>> begin
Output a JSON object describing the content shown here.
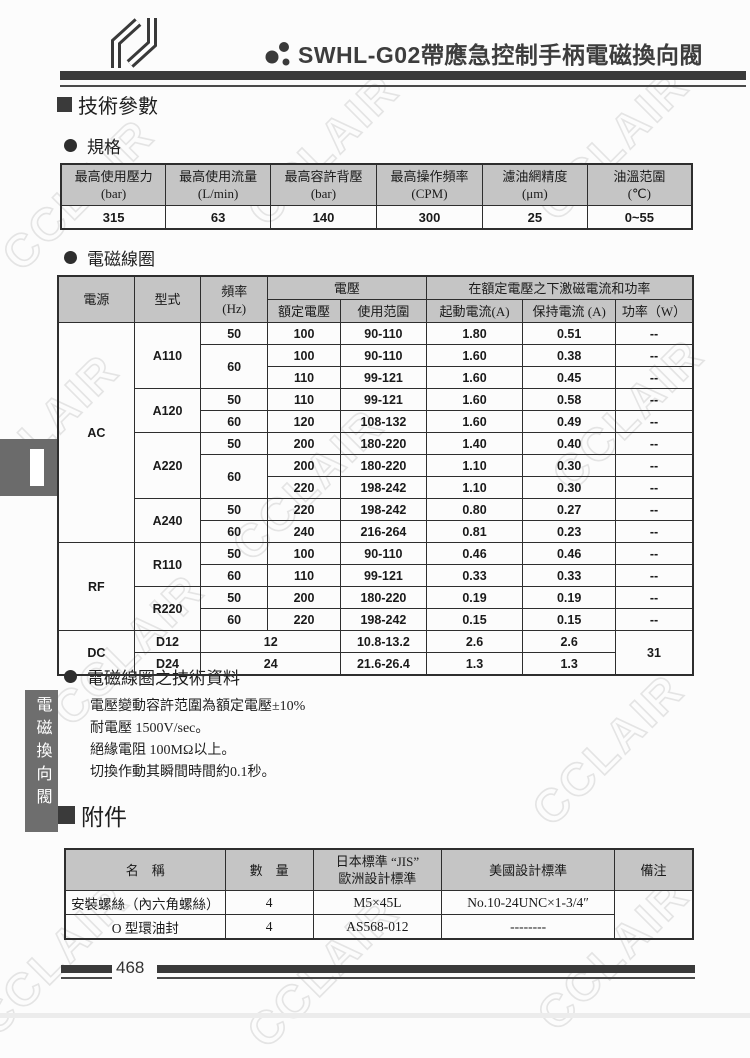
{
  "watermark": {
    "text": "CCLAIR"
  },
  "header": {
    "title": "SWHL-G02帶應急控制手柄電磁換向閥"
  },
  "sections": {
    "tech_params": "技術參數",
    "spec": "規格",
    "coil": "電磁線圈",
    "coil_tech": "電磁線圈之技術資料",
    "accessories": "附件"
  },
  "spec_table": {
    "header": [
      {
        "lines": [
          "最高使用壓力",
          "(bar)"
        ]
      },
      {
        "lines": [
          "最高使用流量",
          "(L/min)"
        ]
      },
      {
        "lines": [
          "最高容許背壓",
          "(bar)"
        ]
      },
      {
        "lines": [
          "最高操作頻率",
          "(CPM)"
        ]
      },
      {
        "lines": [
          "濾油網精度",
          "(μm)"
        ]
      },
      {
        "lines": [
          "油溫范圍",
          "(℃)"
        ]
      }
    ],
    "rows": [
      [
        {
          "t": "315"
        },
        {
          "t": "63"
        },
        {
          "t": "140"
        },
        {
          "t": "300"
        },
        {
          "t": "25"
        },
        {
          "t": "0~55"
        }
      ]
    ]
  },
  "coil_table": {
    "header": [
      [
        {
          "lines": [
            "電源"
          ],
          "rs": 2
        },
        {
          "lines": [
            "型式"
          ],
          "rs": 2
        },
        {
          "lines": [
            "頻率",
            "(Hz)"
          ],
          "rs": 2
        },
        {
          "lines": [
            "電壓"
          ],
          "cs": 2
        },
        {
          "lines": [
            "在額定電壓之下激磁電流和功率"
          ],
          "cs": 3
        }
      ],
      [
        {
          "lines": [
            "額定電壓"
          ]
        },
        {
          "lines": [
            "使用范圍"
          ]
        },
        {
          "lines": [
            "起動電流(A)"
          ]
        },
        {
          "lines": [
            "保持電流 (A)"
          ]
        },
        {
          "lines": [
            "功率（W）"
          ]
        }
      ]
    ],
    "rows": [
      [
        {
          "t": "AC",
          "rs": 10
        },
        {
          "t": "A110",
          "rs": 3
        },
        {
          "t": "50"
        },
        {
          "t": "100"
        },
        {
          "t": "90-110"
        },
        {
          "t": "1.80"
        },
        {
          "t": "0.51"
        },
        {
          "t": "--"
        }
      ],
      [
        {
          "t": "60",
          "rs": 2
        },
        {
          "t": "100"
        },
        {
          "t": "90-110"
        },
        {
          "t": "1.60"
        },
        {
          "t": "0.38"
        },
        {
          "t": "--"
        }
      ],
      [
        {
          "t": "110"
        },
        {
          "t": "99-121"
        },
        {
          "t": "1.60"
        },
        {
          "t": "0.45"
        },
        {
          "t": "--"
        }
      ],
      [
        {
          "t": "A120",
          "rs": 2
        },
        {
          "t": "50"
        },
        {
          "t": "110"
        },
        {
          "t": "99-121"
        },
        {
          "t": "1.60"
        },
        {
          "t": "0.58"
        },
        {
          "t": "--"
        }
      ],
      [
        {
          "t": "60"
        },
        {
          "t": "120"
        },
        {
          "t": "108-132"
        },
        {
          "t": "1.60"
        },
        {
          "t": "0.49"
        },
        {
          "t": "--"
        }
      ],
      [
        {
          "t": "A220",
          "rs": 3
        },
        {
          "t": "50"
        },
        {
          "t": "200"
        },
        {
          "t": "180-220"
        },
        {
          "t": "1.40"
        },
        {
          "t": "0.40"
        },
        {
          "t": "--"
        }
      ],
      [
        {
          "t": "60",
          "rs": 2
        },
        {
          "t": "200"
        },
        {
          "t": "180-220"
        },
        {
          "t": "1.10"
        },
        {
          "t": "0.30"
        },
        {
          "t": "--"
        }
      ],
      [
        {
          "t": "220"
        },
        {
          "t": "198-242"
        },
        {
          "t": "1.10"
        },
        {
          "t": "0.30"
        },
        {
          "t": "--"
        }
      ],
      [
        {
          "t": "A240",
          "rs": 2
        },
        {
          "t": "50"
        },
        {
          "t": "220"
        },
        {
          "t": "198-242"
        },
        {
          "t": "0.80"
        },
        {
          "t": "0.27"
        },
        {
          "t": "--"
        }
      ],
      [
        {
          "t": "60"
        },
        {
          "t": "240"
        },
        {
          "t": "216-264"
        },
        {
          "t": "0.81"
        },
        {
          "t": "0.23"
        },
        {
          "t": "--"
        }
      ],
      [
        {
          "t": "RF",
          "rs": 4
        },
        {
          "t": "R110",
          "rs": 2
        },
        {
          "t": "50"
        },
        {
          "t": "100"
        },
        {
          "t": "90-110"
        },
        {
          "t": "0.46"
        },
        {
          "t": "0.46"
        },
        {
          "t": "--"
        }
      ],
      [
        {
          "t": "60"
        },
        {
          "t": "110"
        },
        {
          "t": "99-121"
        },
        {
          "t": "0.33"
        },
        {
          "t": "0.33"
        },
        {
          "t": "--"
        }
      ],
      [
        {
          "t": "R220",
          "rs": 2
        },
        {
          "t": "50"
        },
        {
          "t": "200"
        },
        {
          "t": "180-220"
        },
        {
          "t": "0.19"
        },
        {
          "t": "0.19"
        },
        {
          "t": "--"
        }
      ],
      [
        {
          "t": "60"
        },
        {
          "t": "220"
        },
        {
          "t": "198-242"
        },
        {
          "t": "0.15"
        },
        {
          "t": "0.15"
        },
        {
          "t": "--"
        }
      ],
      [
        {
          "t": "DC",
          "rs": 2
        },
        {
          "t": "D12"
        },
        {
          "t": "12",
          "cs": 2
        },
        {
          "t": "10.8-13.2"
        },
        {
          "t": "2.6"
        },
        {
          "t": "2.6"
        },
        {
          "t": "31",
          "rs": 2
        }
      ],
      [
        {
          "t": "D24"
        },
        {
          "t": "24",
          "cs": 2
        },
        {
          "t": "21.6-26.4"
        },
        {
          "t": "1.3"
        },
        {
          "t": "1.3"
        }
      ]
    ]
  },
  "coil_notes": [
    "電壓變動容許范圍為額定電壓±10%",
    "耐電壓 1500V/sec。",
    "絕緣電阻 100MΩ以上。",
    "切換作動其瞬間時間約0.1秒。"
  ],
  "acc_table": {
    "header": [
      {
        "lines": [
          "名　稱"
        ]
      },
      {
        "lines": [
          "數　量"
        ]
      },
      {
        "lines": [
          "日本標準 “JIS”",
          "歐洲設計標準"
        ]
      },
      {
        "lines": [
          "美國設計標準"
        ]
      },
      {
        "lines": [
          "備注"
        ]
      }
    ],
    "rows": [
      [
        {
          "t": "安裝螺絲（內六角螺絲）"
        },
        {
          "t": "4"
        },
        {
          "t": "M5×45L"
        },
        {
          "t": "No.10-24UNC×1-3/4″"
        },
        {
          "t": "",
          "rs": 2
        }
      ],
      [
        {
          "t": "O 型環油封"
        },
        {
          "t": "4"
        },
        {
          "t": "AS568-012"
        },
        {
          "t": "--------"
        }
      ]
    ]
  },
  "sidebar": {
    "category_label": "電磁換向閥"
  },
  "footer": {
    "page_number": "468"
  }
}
>> end
• SET TASK:
Write out the records above exactly as they appear, leaving out any pictures.

• RESPONSE TO THE TASK:
Output a JSON object describing the content shown here.
{
  "watermark": {
    "text": "CCLAIR"
  },
  "header": {
    "title": "SWHL-G02帶應急控制手柄電磁換向閥"
  },
  "sections": {
    "tech_params": "技術參數",
    "spec": "規格",
    "coil": "電磁線圈",
    "coil_tech": "電磁線圈之技術資料",
    "accessories": "附件"
  },
  "spec_table": {
    "header": [
      {
        "lines": [
          "最高使用壓力",
          "(bar)"
        ]
      },
      {
        "lines": [
          "最高使用流量",
          "(L/min)"
        ]
      },
      {
        "lines": [
          "最高容許背壓",
          "(bar)"
        ]
      },
      {
        "lines": [
          "最高操作頻率",
          "(CPM)"
        ]
      },
      {
        "lines": [
          "濾油網精度",
          "(μm)"
        ]
      },
      {
        "lines": [
          "油溫范圍",
          "(℃)"
        ]
      }
    ],
    "rows": [
      [
        {
          "t": "315"
        },
        {
          "t": "63"
        },
        {
          "t": "140"
        },
        {
          "t": "300"
        },
        {
          "t": "25"
        },
        {
          "t": "0~55"
        }
      ]
    ]
  },
  "coil_table": {
    "header": [
      [
        {
          "lines": [
            "電源"
          ],
          "rs": 2
        },
        {
          "lines": [
            "型式"
          ],
          "rs": 2
        },
        {
          "lines": [
            "頻率",
            "(Hz)"
          ],
          "rs": 2
        },
        {
          "lines": [
            "電壓"
          ],
          "cs": 2
        },
        {
          "lines": [
            "在額定電壓之下激磁電流和功率"
          ],
          "cs": 3
        }
      ],
      [
        {
          "lines": [
            "額定電壓"
          ]
        },
        {
          "lines": [
            "使用范圍"
          ]
        },
        {
          "lines": [
            "起動電流(A)"
          ]
        },
        {
          "lines": [
            "保持電流 (A)"
          ]
        },
        {
          "lines": [
            "功率（W）"
          ]
        }
      ]
    ],
    "rows": [
      [
        {
          "t": "AC",
          "rs": 10
        },
        {
          "t": "A110",
          "rs": 3
        },
        {
          "t": "50"
        },
        {
          "t": "100"
        },
        {
          "t": "90-110"
        },
        {
          "t": "1.80"
        },
        {
          "t": "0.51"
        },
        {
          "t": "--"
        }
      ],
      [
        {
          "t": "60",
          "rs": 2
        },
        {
          "t": "100"
        },
        {
          "t": "90-110"
        },
        {
          "t": "1.60"
        },
        {
          "t": "0.38"
        },
        {
          "t": "--"
        }
      ],
      [
        {
          "t": "110"
        },
        {
          "t": "99-121"
        },
        {
          "t": "1.60"
        },
        {
          "t": "0.45"
        },
        {
          "t": "--"
        }
      ],
      [
        {
          "t": "A120",
          "rs": 2
        },
        {
          "t": "50"
        },
        {
          "t": "110"
        },
        {
          "t": "99-121"
        },
        {
          "t": "1.60"
        },
        {
          "t": "0.58"
        },
        {
          "t": "--"
        }
      ],
      [
        {
          "t": "60"
        },
        {
          "t": "120"
        },
        {
          "t": "108-132"
        },
        {
          "t": "1.60"
        },
        {
          "t": "0.49"
        },
        {
          "t": "--"
        }
      ],
      [
        {
          "t": "A220",
          "rs": 3
        },
        {
          "t": "50"
        },
        {
          "t": "200"
        },
        {
          "t": "180-220"
        },
        {
          "t": "1.40"
        },
        {
          "t": "0.40"
        },
        {
          "t": "--"
        }
      ],
      [
        {
          "t": "60",
          "rs": 2
        },
        {
          "t": "200"
        },
        {
          "t": "180-220"
        },
        {
          "t": "1.10"
        },
        {
          "t": "0.30"
        },
        {
          "t": "--"
        }
      ],
      [
        {
          "t": "220"
        },
        {
          "t": "198-242"
        },
        {
          "t": "1.10"
        },
        {
          "t": "0.30"
        },
        {
          "t": "--"
        }
      ],
      [
        {
          "t": "A240",
          "rs": 2
        },
        {
          "t": "50"
        },
        {
          "t": "220"
        },
        {
          "t": "198-242"
        },
        {
          "t": "0.80"
        },
        {
          "t": "0.27"
        },
        {
          "t": "--"
        }
      ],
      [
        {
          "t": "60"
        },
        {
          "t": "240"
        },
        {
          "t": "216-264"
        },
        {
          "t": "0.81"
        },
        {
          "t": "0.23"
        },
        {
          "t": "--"
        }
      ],
      [
        {
          "t": "RF",
          "rs": 4
        },
        {
          "t": "R110",
          "rs": 2
        },
        {
          "t": "50"
        },
        {
          "t": "100"
        },
        {
          "t": "90-110"
        },
        {
          "t": "0.46"
        },
        {
          "t": "0.46"
        },
        {
          "t": "--"
        }
      ],
      [
        {
          "t": "60"
        },
        {
          "t": "110"
        },
        {
          "t": "99-121"
        },
        {
          "t": "0.33"
        },
        {
          "t": "0.33"
        },
        {
          "t": "--"
        }
      ],
      [
        {
          "t": "R220",
          "rs": 2
        },
        {
          "t": "50"
        },
        {
          "t": "200"
        },
        {
          "t": "180-220"
        },
        {
          "t": "0.19"
        },
        {
          "t": "0.19"
        },
        {
          "t": "--"
        }
      ],
      [
        {
          "t": "60"
        },
        {
          "t": "220"
        },
        {
          "t": "198-242"
        },
        {
          "t": "0.15"
        },
        {
          "t": "0.15"
        },
        {
          "t": "--"
        }
      ],
      [
        {
          "t": "DC",
          "rs": 2
        },
        {
          "t": "D12"
        },
        {
          "t": "12",
          "cs": 2
        },
        {
          "t": "10.8-13.2"
        },
        {
          "t": "2.6"
        },
        {
          "t": "2.6"
        },
        {
          "t": "31",
          "rs": 2
        }
      ],
      [
        {
          "t": "D24"
        },
        {
          "t": "24",
          "cs": 2
        },
        {
          "t": "21.6-26.4"
        },
        {
          "t": "1.3"
        },
        {
          "t": "1.3"
        }
      ]
    ]
  },
  "coil_notes": [
    "電壓變動容許范圍為額定電壓±10%",
    "耐電壓 1500V/sec。",
    "絕緣電阻 100MΩ以上。",
    "切換作動其瞬間時間約0.1秒。"
  ],
  "acc_table": {
    "header": [
      {
        "lines": [
          "名　稱"
        ]
      },
      {
        "lines": [
          "數　量"
        ]
      },
      {
        "lines": [
          "日本標準 “JIS”",
          "歐洲設計標準"
        ]
      },
      {
        "lines": [
          "美國設計標準"
        ]
      },
      {
        "lines": [
          "備注"
        ]
      }
    ],
    "rows": [
      [
        {
          "t": "安裝螺絲（內六角螺絲）"
        },
        {
          "t": "4"
        },
        {
          "t": "M5×45L"
        },
        {
          "t": "No.10-24UNC×1-3/4″"
        },
        {
          "t": "",
          "rs": 2
        }
      ],
      [
        {
          "t": "O 型環油封"
        },
        {
          "t": "4"
        },
        {
          "t": "AS568-012"
        },
        {
          "t": "--------"
        }
      ]
    ]
  },
  "sidebar": {
    "category_label": "電磁換向閥"
  },
  "footer": {
    "page_number": "468"
  }
}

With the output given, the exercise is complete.